* **FRAGMENTO DEL TEXTO**

Homilía de Mons. Javier Martínez en el VIII Domingo del T.O en la Catedral y celebración del 50 aniversario de Renovación Carismática Católica.
Fecha: 26/02/2017
Queridísima Iglesia de Dios, Esposa amada de mi Señor Jesucristo, pueblo santo de Dios;
muy queridos sacerdotes concelebrantes;
amigos y hermanos todos:
La verdad es que la Palabra de Dios de
cada domingo es siempre desbordantemente rica. Y la de hoy lo es por muchos
motivos.
Lo del dinero no es que necesite
mucha explicación, porque, veinte siglos después, si algo ha crecido en nuestra
cultura y en nuestra es precisamente la esclavitud de todo al dinero y a la
economía; el sometimiento y de todo, al dinero y a la economía: la vida
familiar, el orden de distribución de los días y del tiempo, la vida social, la
misma política. Parece que todo está al servicio de esa inmensa máquina que,
cueste lo que cueste, tiene que funcionar, y a eso sacrificamos todo y hacemos
sacrificios más grandes que los que hacían los cartujos por Dios, muchísimo más
grandes, y además los hacemos con gusto, que es lo peor. No voy a condenar
aquellas cosas de las que Dios sabe que tenemos necesidad. Por lo tanto,
vivimos en el mundo en que vivimos. Sólo no hay que dejarse atrapar en la
conciencia por él, hay que ser libres, hay que seguir siendo en ese mundo, como
san Maximiliano Kolbe era libre en un campo de concentración, parecido. Ser
libres, porque sólo el Reino de Dios y su justicia, es decir, solo la
Salvación, sólo el Cielo, que es el Reino de Dios, corresponde de verdad a los
anhelos profundos de nuestro corazón. Todo lo demás es añadidura.

* **DATOS DE ORIGEN**
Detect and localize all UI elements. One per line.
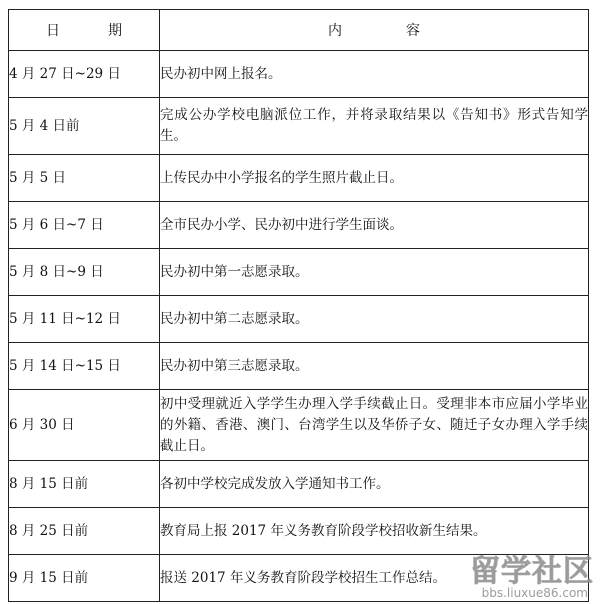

* **TAREA A REALIZAR**
Prolonga la homilía sobre el dinero y el Reino de Dios a partir de su última frase.

* **RESPUESTA DEL EJERCICIO**
El dinero no nos va a dar la
salvación. Lo necesitamos. Tenemos que trabajar en el mundo y tenemos que vivir
en este mundo, sin ser del mundo. Eso es exactamente a lo que nos invita el
Evangelio de hoy. De una manera muy parecida, una cosa que dice San Pablo en
otro lugar y que resulta también humanamente imposible (todas las cosas del Sermón
de la montaña son humanamente imposibles): sólo la Gracia del Cielo, sólo el
don del Espíritu Santo permite, sólo en el Espíritu Santo se puede decir Jesús
es Señor. Por tanto, sólo en el Espíritu Santo se puede amar a Dios sobre todas
las cosas y a uno como a uno mismo, a cualquiera, a nuestro prójimo. Y hoy
nuestros prójimos son los siete mil millones de hombres que hay en la Tierra,
porque nos podemos encontrar cualquier día con cualquiera que ha nacido a diez
mil kilómetros de nosotros y es nuestro prójimo, en la calle, en la puerta de
la catedral; al prójimo como a ti mismo y a Dios sobre todas las cosas. ¿Quién
puede hacer eso, Señor? ¿Quién puede vivir un poquito como los lirios del campo
o como las aves del cielo? Nadie si Tú no nos lo das. Pero la paradoja terrible
es que nuestro corazón está hecho para Ti, como decía san Agustín: Nos hiciste,
Señor, para Ti, y nuestro corazón está inquieto, desasosegado, ansioso, hasta
que descanse en el único lugar de descanso que hay para ese corazón, que eres
Tú, Señor, no hay otro. Fuera de Ti servimos a los ídolos. El Señor llamó
explícitamente la atención prácticamente sólo de dos cosas en el Evangelio. Una
que le ponía furioso, tan furioso que fue la única vez que Él cogió un látigo y
como que se dejó llevar de la ira: la hipocresía, que no la tenían sólo los
fariseos en tiempos de Jesús, que en cuanto hay un pequeño espacio de poder
también en el seno de la Iglesia, nos dejamos llevar por ella, y no sólo los
curas… Y la otra cosa, el dinero, porque el dinero se apodera de nosotros, nos
devora.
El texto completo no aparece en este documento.